YOUR OBJECTIVE:
Your response should consist of the lines below, printed exactly.

DATA TO PROCESS Block Start

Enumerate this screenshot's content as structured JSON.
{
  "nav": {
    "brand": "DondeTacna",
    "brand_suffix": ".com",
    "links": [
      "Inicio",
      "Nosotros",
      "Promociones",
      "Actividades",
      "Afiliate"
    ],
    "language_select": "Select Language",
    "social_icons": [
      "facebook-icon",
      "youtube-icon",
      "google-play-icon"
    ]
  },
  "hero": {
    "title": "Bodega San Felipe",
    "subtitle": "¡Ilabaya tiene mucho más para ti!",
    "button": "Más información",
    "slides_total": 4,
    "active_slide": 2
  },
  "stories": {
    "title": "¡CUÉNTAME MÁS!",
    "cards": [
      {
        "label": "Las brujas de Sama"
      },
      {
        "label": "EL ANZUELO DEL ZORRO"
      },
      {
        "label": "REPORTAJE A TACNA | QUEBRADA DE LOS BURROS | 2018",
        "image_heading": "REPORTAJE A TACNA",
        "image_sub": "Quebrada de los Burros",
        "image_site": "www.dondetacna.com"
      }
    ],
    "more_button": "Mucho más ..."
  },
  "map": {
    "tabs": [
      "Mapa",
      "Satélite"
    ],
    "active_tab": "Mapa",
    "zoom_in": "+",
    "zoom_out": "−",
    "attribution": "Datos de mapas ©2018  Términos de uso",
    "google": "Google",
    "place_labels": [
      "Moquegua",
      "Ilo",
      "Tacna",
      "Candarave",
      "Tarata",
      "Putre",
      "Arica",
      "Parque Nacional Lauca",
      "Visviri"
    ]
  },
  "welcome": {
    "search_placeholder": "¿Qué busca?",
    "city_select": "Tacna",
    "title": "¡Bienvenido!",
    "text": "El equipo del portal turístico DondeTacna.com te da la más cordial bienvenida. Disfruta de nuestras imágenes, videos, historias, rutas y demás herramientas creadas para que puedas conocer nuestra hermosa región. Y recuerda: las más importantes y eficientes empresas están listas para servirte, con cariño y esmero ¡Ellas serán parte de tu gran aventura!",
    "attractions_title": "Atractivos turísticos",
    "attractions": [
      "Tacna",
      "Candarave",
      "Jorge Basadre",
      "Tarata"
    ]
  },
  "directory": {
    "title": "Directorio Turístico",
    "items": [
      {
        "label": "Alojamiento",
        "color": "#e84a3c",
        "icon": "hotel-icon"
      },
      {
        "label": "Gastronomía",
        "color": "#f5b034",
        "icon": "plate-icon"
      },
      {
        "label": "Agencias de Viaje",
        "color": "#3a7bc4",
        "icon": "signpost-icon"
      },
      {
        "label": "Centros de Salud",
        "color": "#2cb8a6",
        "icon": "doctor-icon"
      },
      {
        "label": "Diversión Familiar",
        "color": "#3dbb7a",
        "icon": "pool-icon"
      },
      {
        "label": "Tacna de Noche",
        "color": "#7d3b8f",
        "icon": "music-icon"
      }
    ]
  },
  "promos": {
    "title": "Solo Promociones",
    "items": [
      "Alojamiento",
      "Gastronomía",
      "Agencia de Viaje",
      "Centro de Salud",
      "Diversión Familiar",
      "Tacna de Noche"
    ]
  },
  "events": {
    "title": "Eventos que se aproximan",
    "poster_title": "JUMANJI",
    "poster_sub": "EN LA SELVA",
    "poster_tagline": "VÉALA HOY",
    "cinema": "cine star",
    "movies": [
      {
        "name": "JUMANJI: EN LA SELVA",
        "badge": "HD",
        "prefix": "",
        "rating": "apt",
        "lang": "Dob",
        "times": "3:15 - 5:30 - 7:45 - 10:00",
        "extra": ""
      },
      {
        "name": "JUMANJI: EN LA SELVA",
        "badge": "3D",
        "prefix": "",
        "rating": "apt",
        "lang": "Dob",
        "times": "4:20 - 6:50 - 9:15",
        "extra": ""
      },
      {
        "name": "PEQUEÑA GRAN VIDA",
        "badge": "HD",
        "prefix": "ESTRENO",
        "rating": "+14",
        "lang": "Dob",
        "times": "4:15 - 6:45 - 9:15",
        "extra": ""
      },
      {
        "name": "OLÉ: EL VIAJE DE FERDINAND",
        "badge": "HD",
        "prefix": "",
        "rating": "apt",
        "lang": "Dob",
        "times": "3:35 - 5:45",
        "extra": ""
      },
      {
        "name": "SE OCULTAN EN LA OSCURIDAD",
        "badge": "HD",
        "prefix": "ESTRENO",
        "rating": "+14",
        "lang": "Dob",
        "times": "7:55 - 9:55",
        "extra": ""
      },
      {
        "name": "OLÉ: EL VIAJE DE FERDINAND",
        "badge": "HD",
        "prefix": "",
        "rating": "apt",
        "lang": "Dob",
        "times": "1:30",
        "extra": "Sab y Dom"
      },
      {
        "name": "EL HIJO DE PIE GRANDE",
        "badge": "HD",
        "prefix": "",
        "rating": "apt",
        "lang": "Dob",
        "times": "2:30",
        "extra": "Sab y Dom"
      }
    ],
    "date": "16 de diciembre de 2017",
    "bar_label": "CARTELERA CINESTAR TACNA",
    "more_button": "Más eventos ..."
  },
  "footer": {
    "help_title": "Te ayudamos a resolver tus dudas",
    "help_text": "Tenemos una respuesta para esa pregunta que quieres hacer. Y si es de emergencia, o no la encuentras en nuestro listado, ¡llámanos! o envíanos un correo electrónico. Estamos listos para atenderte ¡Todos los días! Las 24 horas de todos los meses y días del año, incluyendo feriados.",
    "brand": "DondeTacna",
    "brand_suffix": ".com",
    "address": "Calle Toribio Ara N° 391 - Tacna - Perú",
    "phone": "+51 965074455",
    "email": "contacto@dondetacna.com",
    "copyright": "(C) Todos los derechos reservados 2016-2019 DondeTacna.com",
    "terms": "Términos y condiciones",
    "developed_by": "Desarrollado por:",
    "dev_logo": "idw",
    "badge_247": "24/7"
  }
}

DATA TO PROCESS Block End

RESULT:
Enumerate this screenshot's content as structured JSON.
{
  "nav": {
    "brand": "DondeTacna",
    "brand_suffix": ".com",
    "links": [
      "Inicio",
      "Nosotros",
      "Promociones",
      "Actividades",
      "Afiliate"
    ],
    "language_select": "Select Language",
    "social_icons": [
      "facebook-icon",
      "youtube-icon",
      "google-play-icon"
    ]
  },
  "hero": {
    "title": "Bodega San Felipe",
    "subtitle": "¡Ilabaya tiene mucho más para ti!",
    "button": "Más información",
    "slides_total": 4,
    "active_slide": 2
  },
  "stories": {
    "title": "¡CUÉNTAME MÁS!",
    "cards": [
      {
        "label": "Las brujas de Sama"
      },
      {
        "label": "EL ANZUELO DEL ZORRO"
      },
      {
        "label": "REPORTAJE A TACNA | QUEBRADA DE LOS BURROS | 2018",
        "image_heading": "REPORTAJE A TACNA",
        "image_sub": "Quebrada de los Burros",
        "image_site": "www.dondetacna.com"
      }
    ],
    "more_button": "Mucho más ..."
  },
  "map": {
    "tabs": [
      "Mapa",
      "Satélite"
    ],
    "active_tab": "Mapa",
    "zoom_in": "+",
    "zoom_out": "−",
    "attribution": "Datos de mapas ©2018  Términos de uso",
    "google": "Google",
    "place_labels": [
      "Moquegua",
      "Ilo",
      "Tacna",
      "Candarave",
      "Tarata",
      "Putre",
      "Arica",
      "Parque Nacional Lauca",
      "Visviri"
    ]
  },
  "welcome": {
    "search_placeholder": "¿Qué busca?",
    "city_select": "Tacna",
    "title": "¡Bienvenido!",
    "text": "El equipo del portal turístico DondeTacna.com te da la más cordial bienvenida. Disfruta de nuestras imágenes, videos, historias, rutas y demás herramientas creadas para que puedas conocer nuestra hermosa región. Y recuerda: las más importantes y eficientes empresas están listas para servirte, con cariño y esmero ¡Ellas serán parte de tu gran aventura!",
    "attractions_title": "Atractivos turísticos",
    "attractions": [
      "Tacna",
      "Candarave",
      "Jorge Basadre",
      "Tarata"
    ]
  },
  "directory": {
    "title": "Directorio Turístico",
    "items": [
      {
        "label": "Alojamiento",
        "color": "#e84a3c",
        "icon": "hotel-icon"
      },
      {
        "label": "Gastronomía",
        "color": "#f5b034",
        "icon": "plate-icon"
      },
      {
        "label": "Agencias de Viaje",
        "color": "#3a7bc4",
        "icon": "signpost-icon"
      },
      {
        "label": "Centros de Salud",
        "color": "#2cb8a6",
        "icon": "doctor-icon"
      },
      {
        "label": "Diversión Familiar",
        "color": "#3dbb7a",
        "icon": "pool-icon"
      },
      {
        "label": "Tacna de Noche",
        "color": "#7d3b8f",
        "icon": "music-icon"
      }
    ]
  },
  "promos": {
    "title": "Solo Promociones",
    "items": [
      "Alojamiento",
      "Gastronomía",
      "Agencia de Viaje",
      "Centro de Salud",
      "Diversión Familiar",
      "Tacna de Noche"
    ]
  },
  "events": {
    "title": "Eventos que se aproximan",
    "poster_title": "JUMANJI",
    "poster_sub": "EN LA SELVA",
    "poster_tagline": "VÉALA HOY",
    "cinema": "cine star",
    "movies": [
      {
        "name": "JUMANJI: EN LA SELVA",
        "badge": "HD",
        "prefix": "",
        "rating": "apt",
        "lang": "Dob",
        "times": "3:15 - 5:30 - 7:45 - 10:00",
        "extra": ""
      },
      {
        "name": "JUMANJI: EN LA SELVA",
        "badge": "3D",
        "prefix": "",
        "rating": "apt",
        "lang": "Dob",
        "times": "4:20 - 6:50 - 9:15",
        "extra": ""
      },
      {
        "name": "PEQUEÑA GRAN VIDA",
        "badge": "HD",
        "prefix": "ESTRENO",
        "rating": "+14",
        "lang": "Dob",
        "times": "4:15 - 6:45 - 9:15",
        "extra": ""
      },
      {
        "name": "OLÉ: EL VIAJE DE FERDINAND",
        "badge": "HD",
        "prefix": "",
        "rating": "apt",
        "lang": "Dob",
        "times": "3:35 - 5:45",
        "extra": ""
      },
      {
        "name": "SE OCULTAN EN LA OSCURIDAD",
        "badge": "HD",
        "prefix": "ESTRENO",
        "rating": "+14",
        "lang": "Dob",
        "times": "7:55 - 9:55",
        "extra": ""
      },
      {
        "name": "OLÉ: EL VIAJE DE FERDINAND",
        "badge": "HD",
        "prefix": "",
        "rating": "apt",
        "lang": "Dob",
        "times": "1:30",
        "extra": "Sab y Dom"
      },
      {
        "name": "EL HIJO DE PIE GRANDE",
        "badge": "HD",
        "prefix": "",
        "rating": "apt",
        "lang": "Dob",
        "times": "2:30",
        "extra": "Sab y Dom"
      }
    ],
    "date": "16 de diciembre de 2017",
    "bar_label": "CARTELERA CINESTAR TACNA",
    "more_button": "Más eventos ..."
  },
  "footer": {
    "help_title": "Te ayudamos a resolver tus dudas",
    "help_text": "Tenemos una respuesta para esa pregunta que quieres hacer. Y si es de emergencia, o no la encuentras en nuestro listado, ¡llámanos! o envíanos un correo electrónico. Estamos listos para atenderte ¡Todos los días! Las 24 horas de todos los meses y días del año, incluyendo feriados.",
    "brand": "DondeTacna",
    "brand_suffix": ".com",
    "address": "Calle Toribio Ara N° 391 - Tacna - Perú",
    "phone": "+51 965074455",
    "email": "contacto@dondetacna.com",
    "copyright": "(C) Todos los derechos reservados 2016-2019 DondeTacna.com",
    "terms": "Términos y condiciones",
    "developed_by": "Desarrollado por:",
    "dev_logo": "idw",
    "badge_247": "24/7"
  }
}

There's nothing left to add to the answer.